[Goal]
From the listing below, return each line that includes "name".

+++ Data in this exercise +++

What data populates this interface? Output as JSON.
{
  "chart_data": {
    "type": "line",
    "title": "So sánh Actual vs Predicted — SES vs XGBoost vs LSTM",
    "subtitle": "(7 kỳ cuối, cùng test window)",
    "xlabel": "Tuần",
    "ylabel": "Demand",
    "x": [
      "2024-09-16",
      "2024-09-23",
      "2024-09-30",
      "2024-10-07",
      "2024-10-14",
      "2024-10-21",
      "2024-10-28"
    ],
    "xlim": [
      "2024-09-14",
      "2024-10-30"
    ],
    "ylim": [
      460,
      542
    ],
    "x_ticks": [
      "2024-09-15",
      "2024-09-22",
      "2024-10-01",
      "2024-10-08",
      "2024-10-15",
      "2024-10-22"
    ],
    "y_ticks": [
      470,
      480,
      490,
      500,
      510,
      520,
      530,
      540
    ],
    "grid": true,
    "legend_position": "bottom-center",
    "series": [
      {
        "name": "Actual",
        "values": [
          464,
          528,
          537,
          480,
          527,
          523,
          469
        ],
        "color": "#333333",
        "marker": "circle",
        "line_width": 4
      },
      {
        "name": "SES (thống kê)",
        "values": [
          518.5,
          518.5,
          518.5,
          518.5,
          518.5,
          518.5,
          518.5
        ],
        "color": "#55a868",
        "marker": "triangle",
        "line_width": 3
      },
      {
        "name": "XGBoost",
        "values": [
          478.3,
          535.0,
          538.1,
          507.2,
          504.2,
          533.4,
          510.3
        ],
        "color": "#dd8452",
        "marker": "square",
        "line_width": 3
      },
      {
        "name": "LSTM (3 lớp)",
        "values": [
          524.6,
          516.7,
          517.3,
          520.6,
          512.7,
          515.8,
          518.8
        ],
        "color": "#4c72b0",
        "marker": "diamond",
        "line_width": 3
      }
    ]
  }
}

+++
+++ Data in this exercise +++

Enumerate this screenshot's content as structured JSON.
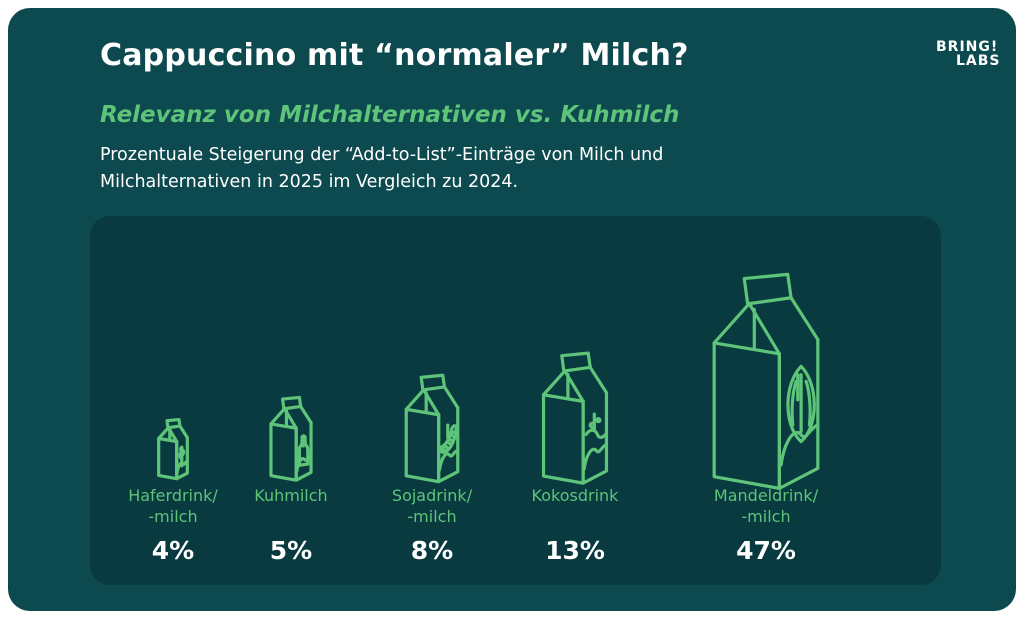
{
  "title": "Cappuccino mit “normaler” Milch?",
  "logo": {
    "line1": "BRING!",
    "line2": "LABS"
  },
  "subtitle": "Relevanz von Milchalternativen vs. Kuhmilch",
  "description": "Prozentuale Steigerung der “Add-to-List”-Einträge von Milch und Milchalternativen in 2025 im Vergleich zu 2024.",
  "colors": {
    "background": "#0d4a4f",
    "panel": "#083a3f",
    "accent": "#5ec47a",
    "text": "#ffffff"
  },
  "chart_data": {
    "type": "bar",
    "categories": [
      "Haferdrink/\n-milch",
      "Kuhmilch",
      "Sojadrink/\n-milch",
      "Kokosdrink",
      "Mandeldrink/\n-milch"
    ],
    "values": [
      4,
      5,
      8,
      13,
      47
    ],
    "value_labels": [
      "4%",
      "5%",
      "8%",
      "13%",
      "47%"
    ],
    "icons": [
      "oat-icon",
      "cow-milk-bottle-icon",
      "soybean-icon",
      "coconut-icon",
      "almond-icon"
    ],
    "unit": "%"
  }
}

+++

[Answer to the exercise]
        "name": "Actual",
        "name": "SES (thống kê)",
        "name": "XGBoost",
        "name": "LSTM (3 lớp)",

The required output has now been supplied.